_Work required_.
Find every line with the word "when". Copy those lines.

(Extracted records)
----------

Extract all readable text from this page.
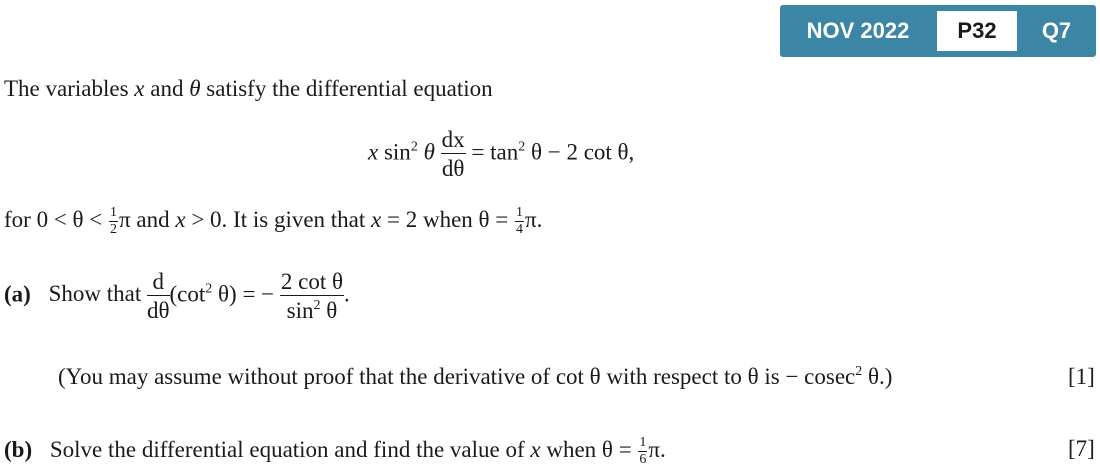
NOV 2022	P32	Q7
The variables x and θ satisfy the differential equation
x $\sin^2 \theta \frac{dx}{d\theta} = \tan^2 \theta - 2$ cot θ,
for $0 < \theta < \frac{1}{2}$ π and x > 0. It is given that x = 2 when $\theta = \frac{1}{4} \pi$.
(a) Show that $\frac{d}{d\theta} (\cot^2$ θ) = − $\frac{\text{2 cot θ}}{\sin^2 \theta}$ .
(You may assume without proof that the derivative of cot θ with respect to θ is − cosec$^2$ θ.)	[1]
(b) Solve the differential equation and find the value of x when $\theta = \frac{1}{6} \pi$.	[7]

----------

_Exercise result_.
for $0 < \theta < \frac{1}{2}$ π and x > 0. It is given that x = 2 when $\theta = \frac{1}{4} \pi$.
(b) Solve the differential equation and find the value of x when $\theta = \frac{1}{6} \pi$.	[7]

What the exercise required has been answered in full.